(Rows from a dataset)
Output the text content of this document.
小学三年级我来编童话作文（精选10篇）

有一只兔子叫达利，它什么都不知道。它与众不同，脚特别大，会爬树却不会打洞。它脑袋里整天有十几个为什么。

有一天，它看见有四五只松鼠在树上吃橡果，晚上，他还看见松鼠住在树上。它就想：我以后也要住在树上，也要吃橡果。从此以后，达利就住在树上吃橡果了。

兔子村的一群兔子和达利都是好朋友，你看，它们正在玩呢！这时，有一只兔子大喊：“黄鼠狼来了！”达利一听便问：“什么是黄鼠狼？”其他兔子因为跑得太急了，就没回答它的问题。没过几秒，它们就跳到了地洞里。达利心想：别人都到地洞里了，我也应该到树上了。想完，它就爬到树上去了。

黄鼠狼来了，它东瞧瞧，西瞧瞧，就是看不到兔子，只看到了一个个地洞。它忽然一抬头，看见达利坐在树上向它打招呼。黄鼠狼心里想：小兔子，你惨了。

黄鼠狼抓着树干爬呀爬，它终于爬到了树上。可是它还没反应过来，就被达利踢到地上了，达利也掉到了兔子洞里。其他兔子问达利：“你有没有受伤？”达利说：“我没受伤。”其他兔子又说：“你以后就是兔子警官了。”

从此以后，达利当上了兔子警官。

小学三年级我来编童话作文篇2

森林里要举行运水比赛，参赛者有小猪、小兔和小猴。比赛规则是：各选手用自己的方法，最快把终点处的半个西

...

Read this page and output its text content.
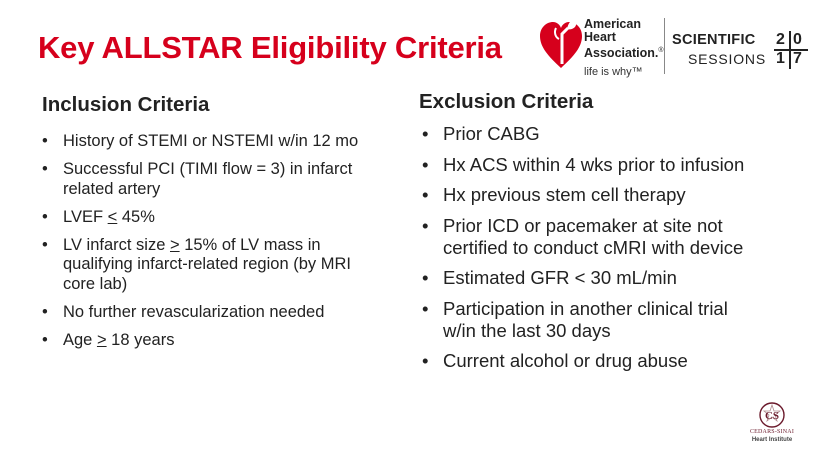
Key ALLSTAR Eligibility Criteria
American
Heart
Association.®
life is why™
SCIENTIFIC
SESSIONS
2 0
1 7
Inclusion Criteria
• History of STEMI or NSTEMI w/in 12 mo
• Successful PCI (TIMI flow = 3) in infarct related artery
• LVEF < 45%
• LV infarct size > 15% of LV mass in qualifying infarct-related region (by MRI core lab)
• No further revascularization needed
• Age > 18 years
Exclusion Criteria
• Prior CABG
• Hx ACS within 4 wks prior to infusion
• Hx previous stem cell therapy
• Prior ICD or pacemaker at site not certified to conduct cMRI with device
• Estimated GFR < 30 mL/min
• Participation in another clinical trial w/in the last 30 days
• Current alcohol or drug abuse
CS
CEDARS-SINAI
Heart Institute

---

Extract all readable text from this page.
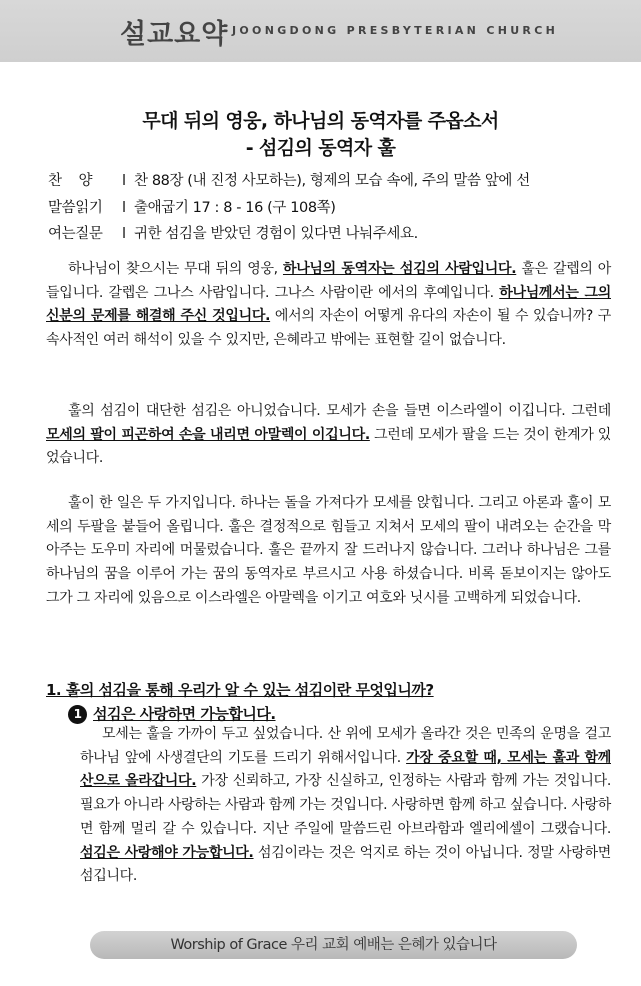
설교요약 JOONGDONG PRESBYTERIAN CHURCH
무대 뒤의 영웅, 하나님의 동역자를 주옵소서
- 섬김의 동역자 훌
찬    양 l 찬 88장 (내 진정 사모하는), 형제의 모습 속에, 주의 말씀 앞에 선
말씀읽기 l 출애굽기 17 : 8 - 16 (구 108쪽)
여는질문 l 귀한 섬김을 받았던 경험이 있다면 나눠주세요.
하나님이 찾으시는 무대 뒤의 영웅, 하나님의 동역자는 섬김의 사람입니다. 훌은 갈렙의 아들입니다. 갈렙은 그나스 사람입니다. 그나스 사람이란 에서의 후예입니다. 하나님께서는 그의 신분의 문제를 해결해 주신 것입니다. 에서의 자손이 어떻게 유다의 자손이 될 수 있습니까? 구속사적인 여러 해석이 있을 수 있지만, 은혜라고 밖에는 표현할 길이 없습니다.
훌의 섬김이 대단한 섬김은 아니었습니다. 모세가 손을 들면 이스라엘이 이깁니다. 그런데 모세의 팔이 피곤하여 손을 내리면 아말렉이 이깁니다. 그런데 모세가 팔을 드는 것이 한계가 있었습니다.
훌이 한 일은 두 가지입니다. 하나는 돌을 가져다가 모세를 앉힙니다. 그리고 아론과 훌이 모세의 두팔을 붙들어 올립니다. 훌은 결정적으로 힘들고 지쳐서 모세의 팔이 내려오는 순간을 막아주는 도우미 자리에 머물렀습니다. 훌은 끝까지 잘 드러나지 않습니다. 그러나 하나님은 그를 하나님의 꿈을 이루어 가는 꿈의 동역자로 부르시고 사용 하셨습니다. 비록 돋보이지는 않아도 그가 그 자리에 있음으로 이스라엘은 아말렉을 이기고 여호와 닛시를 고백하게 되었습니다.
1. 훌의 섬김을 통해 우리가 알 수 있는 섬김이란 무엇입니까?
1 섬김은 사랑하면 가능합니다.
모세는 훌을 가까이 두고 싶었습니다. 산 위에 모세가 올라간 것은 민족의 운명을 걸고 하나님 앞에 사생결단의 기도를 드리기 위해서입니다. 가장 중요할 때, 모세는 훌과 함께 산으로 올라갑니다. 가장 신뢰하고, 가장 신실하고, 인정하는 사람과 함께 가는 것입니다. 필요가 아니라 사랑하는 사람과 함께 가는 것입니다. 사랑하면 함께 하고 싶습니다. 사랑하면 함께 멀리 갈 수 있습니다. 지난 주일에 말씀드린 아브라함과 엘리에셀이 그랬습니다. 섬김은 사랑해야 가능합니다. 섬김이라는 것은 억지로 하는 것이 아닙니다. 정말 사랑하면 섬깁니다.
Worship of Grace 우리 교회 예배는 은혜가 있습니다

Problem description: Copy down every line of the entries containing the word "infarct".

Exercise output:
• Successful PCI (TIMI flow = 3) in infarct related artery
• LV infarct size > 15% of LV mass in qualifying infarct-related region (by MRI core lab)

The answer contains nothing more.